## AIM
Scan the data below for the string "induratos". Show every line where it turns up.

## RECORDS SUPPLIED
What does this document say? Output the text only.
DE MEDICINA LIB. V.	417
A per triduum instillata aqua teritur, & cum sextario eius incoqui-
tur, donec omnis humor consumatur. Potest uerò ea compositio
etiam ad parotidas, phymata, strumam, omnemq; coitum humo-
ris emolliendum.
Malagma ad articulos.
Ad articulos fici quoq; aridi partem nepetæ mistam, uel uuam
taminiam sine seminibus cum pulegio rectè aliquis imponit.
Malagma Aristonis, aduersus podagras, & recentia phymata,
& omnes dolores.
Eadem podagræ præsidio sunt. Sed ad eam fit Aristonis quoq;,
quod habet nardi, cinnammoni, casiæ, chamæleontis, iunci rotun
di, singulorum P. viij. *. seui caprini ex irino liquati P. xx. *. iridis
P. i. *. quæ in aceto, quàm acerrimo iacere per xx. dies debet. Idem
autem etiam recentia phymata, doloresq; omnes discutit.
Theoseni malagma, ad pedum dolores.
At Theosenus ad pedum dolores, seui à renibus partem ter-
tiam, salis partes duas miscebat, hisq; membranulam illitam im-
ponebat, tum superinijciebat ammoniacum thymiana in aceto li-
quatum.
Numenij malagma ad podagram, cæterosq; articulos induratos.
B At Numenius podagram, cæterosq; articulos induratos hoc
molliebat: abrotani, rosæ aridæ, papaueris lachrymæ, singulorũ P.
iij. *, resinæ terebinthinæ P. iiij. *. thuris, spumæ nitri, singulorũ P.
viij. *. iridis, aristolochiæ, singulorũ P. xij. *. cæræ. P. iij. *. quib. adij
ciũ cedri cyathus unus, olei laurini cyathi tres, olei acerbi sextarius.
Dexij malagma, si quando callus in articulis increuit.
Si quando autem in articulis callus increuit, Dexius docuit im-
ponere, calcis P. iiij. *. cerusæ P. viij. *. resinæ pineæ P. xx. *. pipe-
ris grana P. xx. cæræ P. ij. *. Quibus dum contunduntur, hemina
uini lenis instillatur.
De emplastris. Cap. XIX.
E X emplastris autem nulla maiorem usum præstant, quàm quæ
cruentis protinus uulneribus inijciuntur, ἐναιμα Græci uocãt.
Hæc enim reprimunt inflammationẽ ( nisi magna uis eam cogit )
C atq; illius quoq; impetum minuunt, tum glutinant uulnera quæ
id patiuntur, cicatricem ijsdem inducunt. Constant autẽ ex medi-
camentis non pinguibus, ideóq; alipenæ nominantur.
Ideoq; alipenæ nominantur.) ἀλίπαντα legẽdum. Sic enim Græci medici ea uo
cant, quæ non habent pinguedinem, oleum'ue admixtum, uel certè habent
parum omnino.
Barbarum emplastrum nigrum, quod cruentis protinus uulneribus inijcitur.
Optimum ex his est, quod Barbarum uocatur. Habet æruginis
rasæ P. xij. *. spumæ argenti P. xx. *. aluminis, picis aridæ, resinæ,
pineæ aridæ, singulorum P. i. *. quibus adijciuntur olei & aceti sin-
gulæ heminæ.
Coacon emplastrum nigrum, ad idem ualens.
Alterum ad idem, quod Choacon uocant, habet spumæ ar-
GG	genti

## ANSWER TO THIS EXERCISE
Numenij malagma ad podagram, cæterosq; articulos induratos.
B At Numenius podagram, cæterosq; articulos induratos hoc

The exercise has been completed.